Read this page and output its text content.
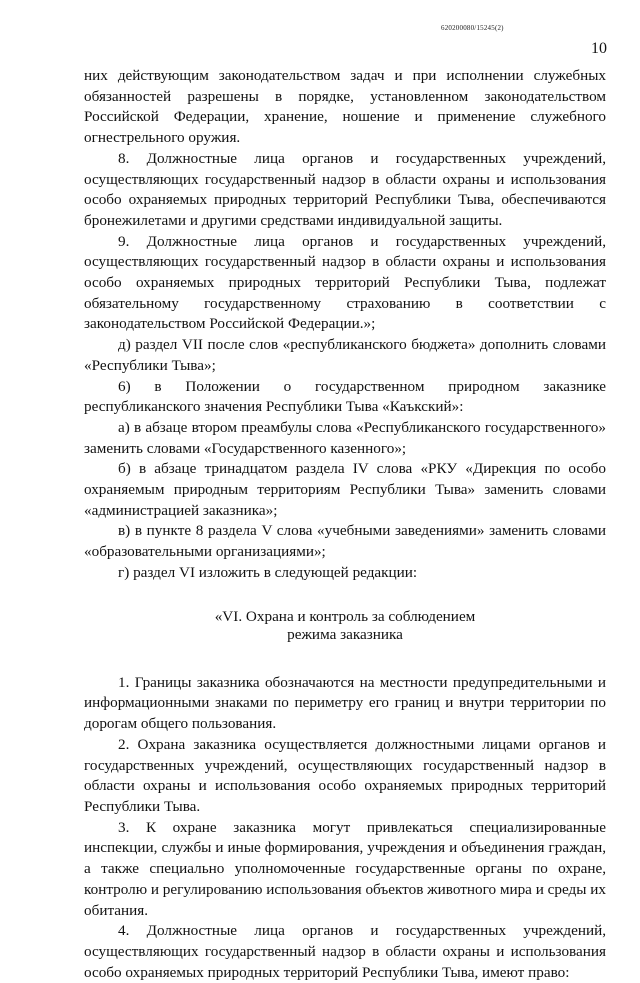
620200080/15245(2)
10

них действующим законодательством задач и при исполнении служебных обязанностей разрешены в порядке, установленном законодательством Российской Федерации, хранение, ношение и применение служебного огнестрельного оружия.

8. Должностные лица органов и государственных учреждений, осуществляющих государственный надзор в области охраны и использования особо охраняемых природных территорий Республики Тыва, обеспечиваются бронежилетами и другими средствами индивидуальной защиты.

9. Должностные лица органов и государственных учреждений, осуществляющих государственный надзор в области охраны и использования особо охраняемых природных территорий Республики Тыва, подлежат обязательному государственному страхованию в соответствии с законодательством Российской Федерации.»;

д) раздел VII после слов «республиканского бюджета» дополнить словами «Республики Тыва»;

6) в Положении о государственном природном заказнике республиканского значения Республики Тыва «Каъкский»:

а) в абзаце втором преамбулы слова «Республиканского государственного» заменить словами «Государственного казенного»;

б) в абзаце тринадцатом раздела IV слова «РКУ «Дирекция по особо охраняемым природным территориям Республики Тыва» заменить словами «администрацией заказника»;

в) в пункте 8 раздела V слова «учебными заведениями» заменить словами «образовательными организациями»;

г) раздел VI изложить в следующей редакции:

«VI. Охрана и контроль за соблюдением
режима заказника

1. Границы заказника обозначаются на местности предупредительными и информационными знаками по периметру его границ и внутри территории по дорогам общего пользования.

2. Охрана заказника осуществляется должностными лицами органов и государственных учреждений, осуществляющих государственный надзор в области охраны и использования особо охраняемых природных территорий Республики Тыва.

3. К охране заказника могут привлекаться специализированные инспекции, службы и иные формирования, учреждения и объединения граждан, а также специально уполномоченные государственные органы по охране, контролю и регулированию использования объектов животного мира и среды их обитания.

4. Должностные лица органов и государственных учреждений, осуществляющих государственный надзор в области охраны и использования особо охраняемых природных территорий Республики Тыва, имеют право:
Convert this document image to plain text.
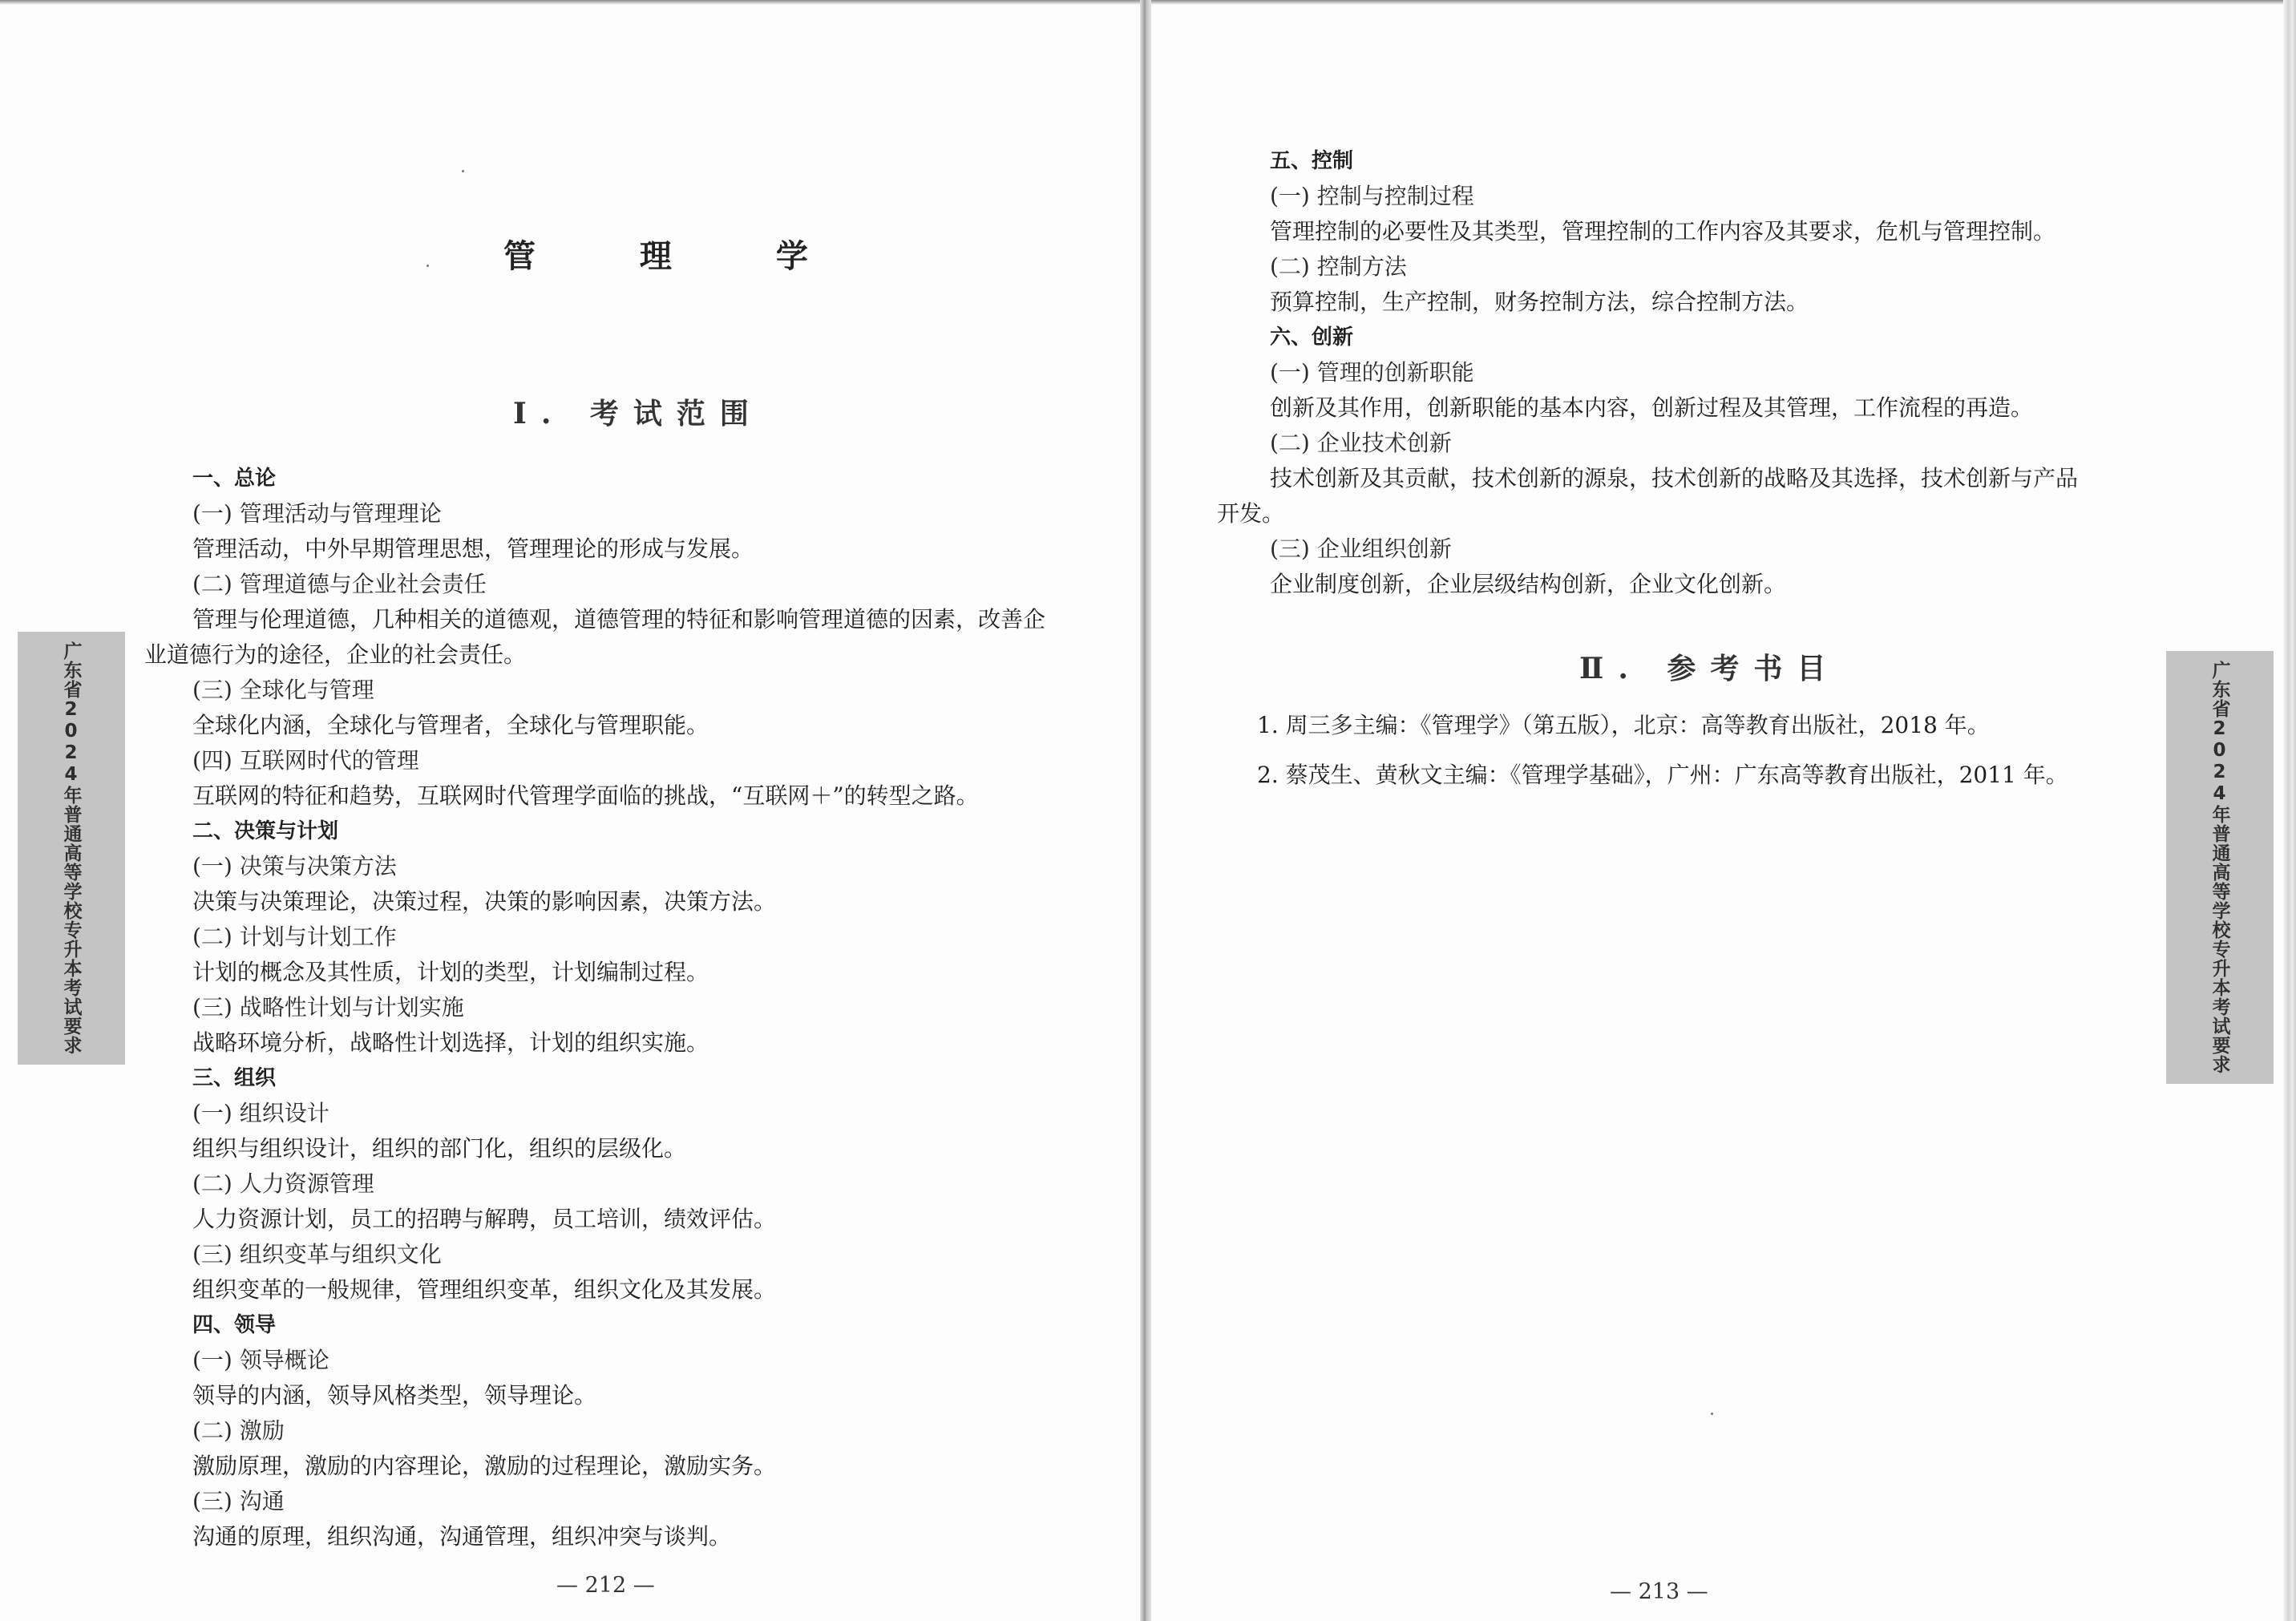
管 理 学
Ⅰ. 考试范围
一、总论
(一) 管理活动与管理理论
管理活动，中外早期管理思想，管理理论的形成与发展。
(二) 管理道德与企业社会责任
管理与伦理道德，几种相关的道德观，道德管理的特征和影响管理道德的因素，改善企
业道德行为的途径，企业的社会责任。
(三) 全球化与管理
全球化内涵，全球化与管理者，全球化与管理职能。
(四) 互联网时代的管理
互联网的特征和趋势，互联网时代管理学面临的挑战，“互联网＋”的转型之路。
二、决策与计划
(一) 决策与决策方法
决策与决策理论，决策过程，决策的影响因素，决策方法。
(二) 计划与计划工作
计划的概念及其性质，计划的类型，计划编制过程。
(三) 战略性计划与计划实施
战略环境分析，战略性计划选择，计划的组织实施。
三、组织
(一) 组织设计
组织与组织设计，组织的部门化，组织的层级化。
(二) 人力资源管理
人力资源计划，员工的招聘与解聘，员工培训，绩效评估。
(三) 组织变革与组织文化
组织变革的一般规律，管理组织变革，组织文化及其发展。
四、领导
(一) 领导概论
领导的内涵，领导风格类型，领导理论。
(二) 激励
激励原理，激励的内容理论，激励的过程理论，激励实务。
(三) 沟通
沟通的原理，组织沟通，沟通管理，组织冲突与谈判。
— 212 —
五、控制
(一) 控制与控制过程
管理控制的必要性及其类型，管理控制的工作内容及其要求，危机与管理控制。
(二) 控制方法
预算控制，生产控制，财务控制方法，综合控制方法。
六、创新
(一) 管理的创新职能
创新及其作用，创新职能的基本内容，创新过程及其管理，工作流程的再造。
(二) 企业技术创新
技术创新及其贡献，技术创新的源泉，技术创新的战略及其选择，技术创新与产品
开发。
(三) 企业组织创新
企业制度创新，企业层级结构创新，企业文化创新。
Ⅱ. 参考书目
1. 周三多主编：《管理学》（第五版），北京：高等教育出版社，2018 年。
2. 蔡茂生、黄秋文主编：《管理学基础》，广州：广东高等教育出版社，2011 年。
— 213 —
广东省2024年普通高等学校专升本考试要求	广东省2024年普通高等学校专升本考试要求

* **What the task requires**
Without including any pictures, print all of the material exactly as given.

* **Completed task**
Read this page and output its text content.
620200080/15245(2)
10

них действующим законодательством задач и при исполнении служебных обязанностей разрешены в порядке, установленном законодательством Российской Федерации, хранение, ношение и применение служебного огнестрельного оружия.

8. Должностные лица органов и государственных учреждений, осуществляющих государственный надзор в области охраны и использования особо охраняемых природных территорий Республики Тыва, обеспечиваются бронежилетами и другими средствами индивидуальной защиты.

9. Должностные лица органов и государственных учреждений, осуществляющих государственный надзор в области охраны и использования особо охраняемых природных территорий Республики Тыва, подлежат обязательному государственному страхованию в соответствии с законодательством Российской Федерации.»;

д) раздел VII после слов «республиканского бюджета» дополнить словами «Республики Тыва»;

6) в Положении о государственном природном заказнике республиканского значения Республики Тыва «Каъкский»:

а) в абзаце втором преамбулы слова «Республиканского государственного» заменить словами «Государственного казенного»;

б) в абзаце тринадцатом раздела IV слова «РКУ «Дирекция по особо охраняемым природным территориям Республики Тыва» заменить словами «администрацией заказника»;

в) в пункте 8 раздела V слова «учебными заведениями» заменить словами «образовательными организациями»;

г) раздел VI изложить в следующей редакции:

«VI. Охрана и контроль за соблюдением
режима заказника

1. Границы заказника обозначаются на местности предупредительными и информационными знаками по периметру его границ и внутри территории по дорогам общего пользования.

2. Охрана заказника осуществляется должностными лицами органов и государственных учреждений, осуществляющих государственный надзор в области охраны и использования особо охраняемых природных территорий Республики Тыва.

3. К охране заказника могут привлекаться специализированные инспекции, службы и иные формирования, учреждения и объединения граждан, а также специально уполномоченные государственные органы по охране, контролю и регулированию использования объектов животного мира и среды их обитания.

4. Должностные лица органов и государственных учреждений, осуществляющих государственный надзор в области охраны и использования особо охраняемых природных территорий Республики Тыва, имеют право:
Convert this document image to plain text.
管 理 学
Ⅰ. 考试范围
一、总论
(一) 管理活动与管理理论
管理活动，中外早期管理思想，管理理论的形成与发展。
(二) 管理道德与企业社会责任
管理与伦理道德，几种相关的道德观，道德管理的特征和影响管理道德的因素，改善企
业道德行为的途径，企业的社会责任。
(三) 全球化与管理
全球化内涵，全球化与管理者，全球化与管理职能。
(四) 互联网时代的管理
互联网的特征和趋势，互联网时代管理学面临的挑战，“互联网＋”的转型之路。
二、决策与计划
(一) 决策与决策方法
决策与决策理论，决策过程，决策的影响因素，决策方法。
(二) 计划与计划工作
计划的概念及其性质，计划的类型，计划编制过程。
(三) 战略性计划与计划实施
战略环境分析，战略性计划选择，计划的组织实施。
三、组织
(一) 组织设计
组织与组织设计，组织的部门化，组织的层级化。
(二) 人力资源管理
人力资源计划，员工的招聘与解聘，员工培训，绩效评估。
(三) 组织变革与组织文化
组织变革的一般规律，管理组织变革，组织文化及其发展。
四、领导
(一) 领导概论
领导的内涵，领导风格类型，领导理论。
(二) 激励
激励原理，激励的内容理论，激励的过程理论，激励实务。
(三) 沟通
沟通的原理，组织沟通，沟通管理，组织冲突与谈判。
— 212 —
五、控制
(一) 控制与控制过程
管理控制的必要性及其类型，管理控制的工作内容及其要求，危机与管理控制。
(二) 控制方法
预算控制，生产控制，财务控制方法，综合控制方法。
六、创新
(一) 管理的创新职能
创新及其作用，创新职能的基本内容，创新过程及其管理，工作流程的再造。
(二) 企业技术创新
技术创新及其贡献，技术创新的源泉，技术创新的战略及其选择，技术创新与产品
开发。
(三) 企业组织创新
企业制度创新，企业层级结构创新，企业文化创新。
Ⅱ. 参考书目
1. 周三多主编：《管理学》（第五版），北京：高等教育出版社，2018 年。
2. 蔡茂生、黄秋文主编：《管理学基础》，广州：广东高等教育出版社，2011 年。
— 213 —
广东省2024年普通高等学校专升本考试要求	广东省2024年普通高等学校专升本考试要求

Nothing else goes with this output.